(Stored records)
────

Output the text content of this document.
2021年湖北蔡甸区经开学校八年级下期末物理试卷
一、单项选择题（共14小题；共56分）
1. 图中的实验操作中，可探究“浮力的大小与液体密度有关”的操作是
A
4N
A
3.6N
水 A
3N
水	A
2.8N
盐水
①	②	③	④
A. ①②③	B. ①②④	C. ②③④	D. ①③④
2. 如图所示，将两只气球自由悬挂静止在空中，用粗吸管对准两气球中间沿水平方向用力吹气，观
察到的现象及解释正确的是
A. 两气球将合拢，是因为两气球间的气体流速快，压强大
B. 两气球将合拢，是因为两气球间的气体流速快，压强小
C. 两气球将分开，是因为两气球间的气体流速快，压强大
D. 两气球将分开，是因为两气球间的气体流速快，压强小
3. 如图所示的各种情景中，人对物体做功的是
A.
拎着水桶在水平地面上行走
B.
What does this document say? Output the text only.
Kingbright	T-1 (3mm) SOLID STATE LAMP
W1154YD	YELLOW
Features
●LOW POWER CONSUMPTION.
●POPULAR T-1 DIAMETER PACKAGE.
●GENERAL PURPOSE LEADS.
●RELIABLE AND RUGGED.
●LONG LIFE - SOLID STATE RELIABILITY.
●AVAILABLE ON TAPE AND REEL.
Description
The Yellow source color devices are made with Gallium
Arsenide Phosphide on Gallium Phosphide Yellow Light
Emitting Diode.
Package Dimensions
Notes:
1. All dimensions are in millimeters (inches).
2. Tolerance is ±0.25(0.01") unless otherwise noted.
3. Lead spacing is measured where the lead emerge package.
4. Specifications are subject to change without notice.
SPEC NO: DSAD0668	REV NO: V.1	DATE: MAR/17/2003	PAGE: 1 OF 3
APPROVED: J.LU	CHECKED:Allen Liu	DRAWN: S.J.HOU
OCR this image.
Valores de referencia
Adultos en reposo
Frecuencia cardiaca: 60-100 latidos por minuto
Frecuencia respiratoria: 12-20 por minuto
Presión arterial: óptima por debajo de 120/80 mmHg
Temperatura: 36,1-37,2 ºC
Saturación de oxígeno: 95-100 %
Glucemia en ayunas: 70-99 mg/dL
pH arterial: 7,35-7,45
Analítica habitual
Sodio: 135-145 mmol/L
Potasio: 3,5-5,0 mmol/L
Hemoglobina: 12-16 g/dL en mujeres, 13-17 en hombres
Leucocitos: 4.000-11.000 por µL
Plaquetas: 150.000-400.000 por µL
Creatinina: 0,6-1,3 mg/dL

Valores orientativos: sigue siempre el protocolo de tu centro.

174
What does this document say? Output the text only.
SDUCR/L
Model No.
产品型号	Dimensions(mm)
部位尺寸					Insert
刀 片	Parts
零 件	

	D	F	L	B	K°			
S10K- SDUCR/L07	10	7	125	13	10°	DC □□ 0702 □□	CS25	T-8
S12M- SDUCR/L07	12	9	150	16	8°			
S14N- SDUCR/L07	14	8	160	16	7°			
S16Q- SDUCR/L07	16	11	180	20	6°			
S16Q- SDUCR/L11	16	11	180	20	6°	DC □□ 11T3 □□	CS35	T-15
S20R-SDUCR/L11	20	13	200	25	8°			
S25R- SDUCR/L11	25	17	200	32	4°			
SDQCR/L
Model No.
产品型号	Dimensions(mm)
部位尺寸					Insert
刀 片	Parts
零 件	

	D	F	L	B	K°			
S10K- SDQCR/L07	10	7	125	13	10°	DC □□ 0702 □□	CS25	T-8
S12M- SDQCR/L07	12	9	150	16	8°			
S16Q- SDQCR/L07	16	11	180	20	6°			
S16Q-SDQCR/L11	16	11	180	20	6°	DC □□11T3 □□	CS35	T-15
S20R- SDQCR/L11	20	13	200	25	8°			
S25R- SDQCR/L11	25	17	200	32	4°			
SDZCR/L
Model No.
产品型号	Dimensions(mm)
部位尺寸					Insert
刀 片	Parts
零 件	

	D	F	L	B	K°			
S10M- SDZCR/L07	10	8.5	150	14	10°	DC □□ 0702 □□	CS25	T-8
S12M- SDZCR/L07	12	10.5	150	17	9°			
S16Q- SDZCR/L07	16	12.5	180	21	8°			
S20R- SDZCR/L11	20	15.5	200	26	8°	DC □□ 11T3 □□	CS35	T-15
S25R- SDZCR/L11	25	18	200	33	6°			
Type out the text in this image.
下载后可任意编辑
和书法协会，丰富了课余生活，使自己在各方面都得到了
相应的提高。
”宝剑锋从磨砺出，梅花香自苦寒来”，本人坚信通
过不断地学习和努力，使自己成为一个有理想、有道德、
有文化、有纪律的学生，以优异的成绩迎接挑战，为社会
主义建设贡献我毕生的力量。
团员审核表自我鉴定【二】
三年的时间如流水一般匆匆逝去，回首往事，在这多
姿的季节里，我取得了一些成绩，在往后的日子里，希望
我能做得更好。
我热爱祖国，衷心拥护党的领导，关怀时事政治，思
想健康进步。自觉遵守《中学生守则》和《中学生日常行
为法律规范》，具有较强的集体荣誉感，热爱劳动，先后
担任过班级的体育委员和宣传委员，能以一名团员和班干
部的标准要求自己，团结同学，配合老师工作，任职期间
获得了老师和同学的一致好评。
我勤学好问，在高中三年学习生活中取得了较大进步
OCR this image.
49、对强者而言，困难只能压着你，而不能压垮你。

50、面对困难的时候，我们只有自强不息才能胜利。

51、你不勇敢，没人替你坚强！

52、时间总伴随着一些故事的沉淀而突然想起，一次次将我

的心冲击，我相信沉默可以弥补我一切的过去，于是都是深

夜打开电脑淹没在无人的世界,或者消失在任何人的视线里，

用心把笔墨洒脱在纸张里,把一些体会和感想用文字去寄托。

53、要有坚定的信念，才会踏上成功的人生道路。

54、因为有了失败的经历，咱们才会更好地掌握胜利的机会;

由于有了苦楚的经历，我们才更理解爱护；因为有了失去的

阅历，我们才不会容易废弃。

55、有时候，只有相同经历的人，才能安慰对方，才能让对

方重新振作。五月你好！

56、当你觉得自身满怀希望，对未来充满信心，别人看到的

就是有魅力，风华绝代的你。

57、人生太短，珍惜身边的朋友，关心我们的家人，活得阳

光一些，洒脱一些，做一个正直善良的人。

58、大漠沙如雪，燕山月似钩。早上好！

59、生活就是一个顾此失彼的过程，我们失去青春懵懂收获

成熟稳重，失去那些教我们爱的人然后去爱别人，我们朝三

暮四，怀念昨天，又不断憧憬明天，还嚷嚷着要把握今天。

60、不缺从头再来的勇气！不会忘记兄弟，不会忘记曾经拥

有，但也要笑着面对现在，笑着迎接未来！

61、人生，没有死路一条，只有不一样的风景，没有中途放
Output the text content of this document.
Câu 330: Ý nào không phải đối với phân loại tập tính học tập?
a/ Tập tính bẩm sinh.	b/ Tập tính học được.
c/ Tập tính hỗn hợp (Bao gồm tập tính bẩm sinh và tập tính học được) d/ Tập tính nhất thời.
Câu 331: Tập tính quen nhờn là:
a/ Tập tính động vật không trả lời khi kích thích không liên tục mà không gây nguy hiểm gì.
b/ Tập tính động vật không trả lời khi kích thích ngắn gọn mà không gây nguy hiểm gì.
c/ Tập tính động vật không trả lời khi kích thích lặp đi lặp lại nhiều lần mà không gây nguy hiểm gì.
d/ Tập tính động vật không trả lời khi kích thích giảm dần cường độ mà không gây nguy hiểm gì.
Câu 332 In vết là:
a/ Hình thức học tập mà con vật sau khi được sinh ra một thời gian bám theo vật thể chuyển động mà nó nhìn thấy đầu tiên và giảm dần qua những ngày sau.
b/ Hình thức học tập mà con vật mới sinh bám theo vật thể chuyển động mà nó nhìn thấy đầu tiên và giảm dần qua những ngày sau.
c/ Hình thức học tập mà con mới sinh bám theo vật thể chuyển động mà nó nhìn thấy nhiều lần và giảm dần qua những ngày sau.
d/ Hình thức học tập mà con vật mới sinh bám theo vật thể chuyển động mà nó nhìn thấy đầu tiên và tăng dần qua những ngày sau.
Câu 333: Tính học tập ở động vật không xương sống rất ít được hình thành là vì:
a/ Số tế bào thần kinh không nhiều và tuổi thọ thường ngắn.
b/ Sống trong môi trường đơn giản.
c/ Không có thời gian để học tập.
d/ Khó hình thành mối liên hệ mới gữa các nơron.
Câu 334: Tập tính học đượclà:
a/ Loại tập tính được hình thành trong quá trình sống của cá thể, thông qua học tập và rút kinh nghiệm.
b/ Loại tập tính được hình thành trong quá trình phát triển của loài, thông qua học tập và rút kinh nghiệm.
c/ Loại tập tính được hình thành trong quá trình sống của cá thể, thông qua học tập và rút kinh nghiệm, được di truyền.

────

Directions:
Go through the preceding material and copy each line that has the word "nhiều".

Completed task:
c/ Tập tính động vật không trả lời khi kích thích lặp đi lặp lại nhiều lần mà không gây nguy hiểm gì.
c/ Hình thức học tập mà con mới sinh bám theo vật thể chuyển động mà nó nhìn thấy nhiều lần và giảm dần qua những ngày sau.
a/ Số tế bào thần kinh không nhiều và tuổi thọ thường ngắn.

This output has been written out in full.